--- Given records ---
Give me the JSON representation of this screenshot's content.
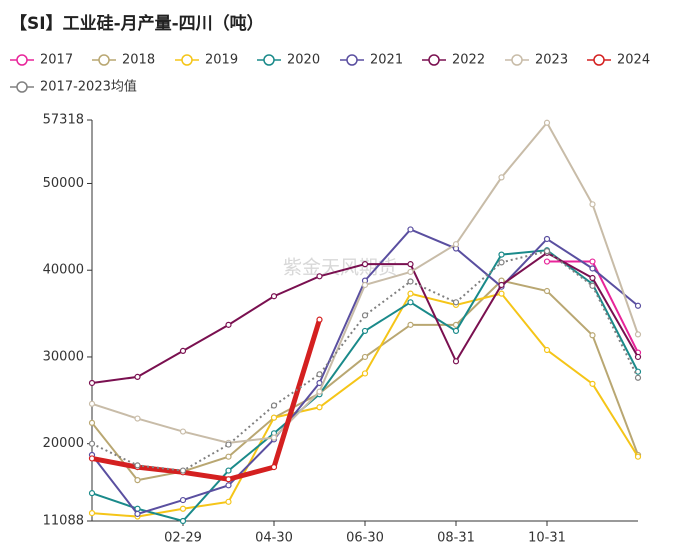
{
  "chart_data": {
    "type": "line",
    "title": "【SI】工业硅-月产量-四川（吨）",
    "watermark": "紫金天风期货",
    "categories": [
      null,
      null,
      "02-29",
      null,
      "04-30",
      null,
      "06-30",
      null,
      "08-31",
      null,
      "10-31",
      null,
      null
    ],
    "ylim": [
      11088,
      57318
    ],
    "yticks": [
      11088,
      20000,
      30000,
      40000,
      50000,
      57318
    ],
    "series": [
      {
        "name": "2017",
        "color": "#e8259a",
        "values": [
          null,
          null,
          null,
          null,
          null,
          null,
          null,
          null,
          null,
          null,
          41000,
          41000,
          30500
        ]
      },
      {
        "name": "2018",
        "color": "#b9a772",
        "values": [
          22400,
          15800,
          16800,
          18500,
          23000,
          25800,
          30000,
          33700,
          33700,
          38800,
          37600,
          32500,
          18700
        ]
      },
      {
        "name": "2019",
        "color": "#f5c518",
        "values": [
          12000,
          11600,
          12500,
          13300,
          23000,
          24200,
          28100,
          37300,
          36000,
          37300,
          30800,
          26900,
          18500
        ]
      },
      {
        "name": "2020",
        "color": "#1a8a8a",
        "values": [
          14300,
          12500,
          11088,
          16900,
          21200,
          25700,
          33000,
          36300,
          33000,
          41800,
          42300,
          38400,
          28300
        ]
      },
      {
        "name": "2021",
        "color": "#5a4fa0",
        "values": [
          18700,
          11900,
          13500,
          15200,
          20500,
          27000,
          38800,
          44700,
          42500,
          38100,
          43600,
          40200,
          35900
        ]
      },
      {
        "name": "2022",
        "color": "#7a1050",
        "values": [
          27000,
          27700,
          30700,
          33700,
          37000,
          39300,
          40700,
          40700,
          29500,
          38300,
          42000,
          39100,
          30000
        ]
      },
      {
        "name": "2023",
        "color": "#c8bca8",
        "values": [
          24600,
          22900,
          21400,
          20100,
          20700,
          26000,
          38300,
          39800,
          43000,
          50700,
          57000,
          47600,
          32600
        ]
      },
      {
        "name": "2024",
        "color": "#d42020",
        "values": [
          18300,
          17300,
          16700,
          15900,
          17300,
          34300,
          null,
          null,
          null,
          null,
          null,
          null,
          null
        ]
      },
      {
        "name": "2017-2023均值",
        "color": "#808080",
        "dashed": true,
        "values": [
          20000,
          17500,
          16900,
          19900,
          24400,
          28000,
          34800,
          38700,
          36300,
          40900,
          42200,
          38200,
          27600
        ]
      }
    ]
  }
}
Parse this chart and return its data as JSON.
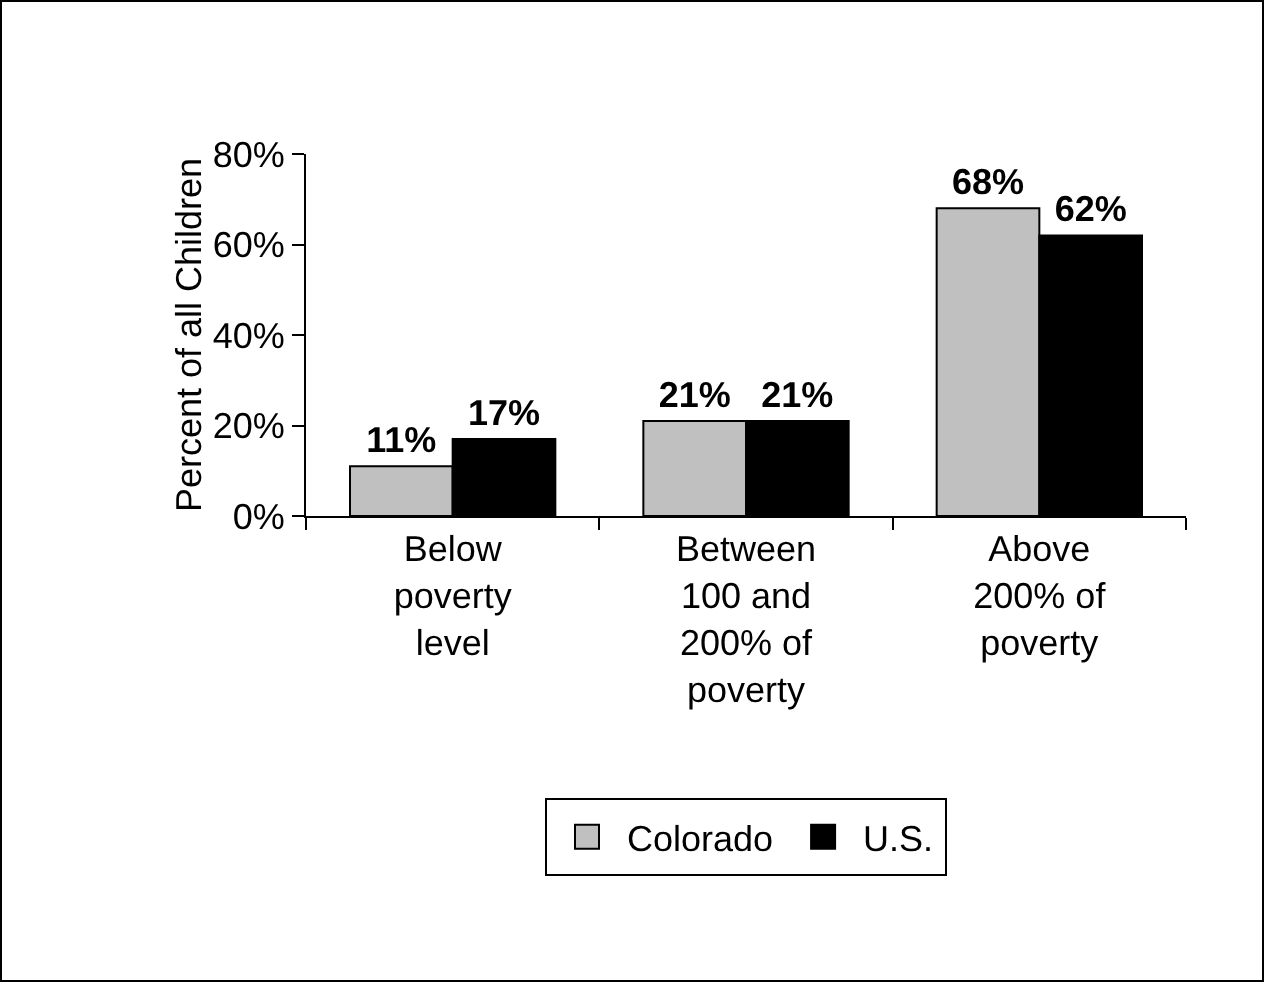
{
  "chart_data": {
    "type": "bar",
    "ylabel": "Percent of all Children",
    "categories": [
      "Below poverty level",
      "Between 100 and 200% of poverty",
      "Above 200% of poverty"
    ],
    "series": [
      {
        "name": "Colorado",
        "color": "#c0c0c0",
        "values": [
          11,
          21,
          68
        ],
        "value_labels": [
          "11%",
          "21%",
          "68%"
        ]
      },
      {
        "name": "U.S.",
        "color": "#000000",
        "values": [
          17,
          21,
          62
        ],
        "value_labels": [
          "17%",
          "21%",
          "62%"
        ]
      }
    ],
    "ylim": [
      0,
      80
    ],
    "yticks": [
      {
        "value": 0,
        "label": "0%"
      },
      {
        "value": 20,
        "label": "20%"
      },
      {
        "value": 40,
        "label": "40%"
      },
      {
        "value": 60,
        "label": "60%"
      },
      {
        "value": 80,
        "label": "80%"
      }
    ],
    "grid": false,
    "legend": "bottom"
  }
}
---
> **Requirement**
Transcribe the material exactly, keeping every word and none of the pictures.

> **Solution for this exercise**
Give me the JSON representation of this screenshot's content.
{
  "chart_data": {
    "type": "line",
    "title": "【SI】工业硅-月产量-四川（吨）",
    "watermark": "紫金天风期货",
    "categories": [
      null,
      null,
      "02-29",
      null,
      "04-30",
      null,
      "06-30",
      null,
      "08-31",
      null,
      "10-31",
      null,
      null
    ],
    "ylim": [
      11088,
      57318
    ],
    "yticks": [
      11088,
      20000,
      30000,
      40000,
      50000,
      57318
    ],
    "series": [
      {
        "name": "2017",
        "color": "#e8259a",
        "values": [
          null,
          null,
          null,
          null,
          null,
          null,
          null,
          null,
          null,
          null,
          41000,
          41000,
          30500
        ]
      },
      {
        "name": "2018",
        "color": "#b9a772",
        "values": [
          22400,
          15800,
          16800,
          18500,
          23000,
          25800,
          30000,
          33700,
          33700,
          38800,
          37600,
          32500,
          18700
        ]
      },
      {
        "name": "2019",
        "color": "#f5c518",
        "values": [
          12000,
          11600,
          12500,
          13300,
          23000,
          24200,
          28100,
          37300,
          36000,
          37300,
          30800,
          26900,
          18500
        ]
      },
      {
        "name": "2020",
        "color": "#1a8a8a",
        "values": [
          14300,
          12500,
          11088,
          16900,
          21200,
          25700,
          33000,
          36300,
          33000,
          41800,
          42300,
          38400,
          28300
        ]
      },
      {
        "name": "2021",
        "color": "#5a4fa0",
        "values": [
          18700,
          11900,
          13500,
          15200,
          20500,
          27000,
          38800,
          44700,
          42500,
          38100,
          43600,
          40200,
          35900
        ]
      },
      {
        "name": "2022",
        "color": "#7a1050",
        "values": [
          27000,
          27700,
          30700,
          33700,
          37000,
          39300,
          40700,
          40700,
          29500,
          38300,
          42000,
          39100,
          30000
        ]
      },
      {
        "name": "2023",
        "color": "#c8bca8",
        "values": [
          24600,
          22900,
          21400,
          20100,
          20700,
          26000,
          38300,
          39800,
          43000,
          50700,
          57000,
          47600,
          32600
        ]
      },
      {
        "name": "2024",
        "color": "#d42020",
        "values": [
          18300,
          17300,
          16700,
          15900,
          17300,
          34300,
          null,
          null,
          null,
          null,
          null,
          null,
          null
        ]
      },
      {
        "name": "2017-2023均值",
        "color": "#808080",
        "dashed": true,
        "values": [
          20000,
          17500,
          16900,
          19900,
          24400,
          28000,
          34800,
          38700,
          36300,
          40900,
          42200,
          38200,
          27600
        ]
      }
    ]
  }
}
Parse this chart and return its data as JSON.
{
  "chart_data": {
    "type": "bar",
    "ylabel": "Percent of all Children",
    "categories": [
      "Below poverty level",
      "Between 100 and 200% of poverty",
      "Above 200% of poverty"
    ],
    "series": [
      {
        "name": "Colorado",
        "color": "#c0c0c0",
        "values": [
          11,
          21,
          68
        ],
        "value_labels": [
          "11%",
          "21%",
          "68%"
        ]
      },
      {
        "name": "U.S.",
        "color": "#000000",
        "values": [
          17,
          21,
          62
        ],
        "value_labels": [
          "17%",
          "21%",
          "62%"
        ]
      }
    ],
    "ylim": [
      0,
      80
    ],
    "yticks": [
      {
        "value": 0,
        "label": "0%"
      },
      {
        "value": 20,
        "label": "20%"
      },
      {
        "value": 40,
        "label": "40%"
      },
      {
        "value": 60,
        "label": "60%"
      },
      {
        "value": 80,
        "label": "80%"
      }
    ],
    "grid": false,
    "legend": "bottom"
  }
}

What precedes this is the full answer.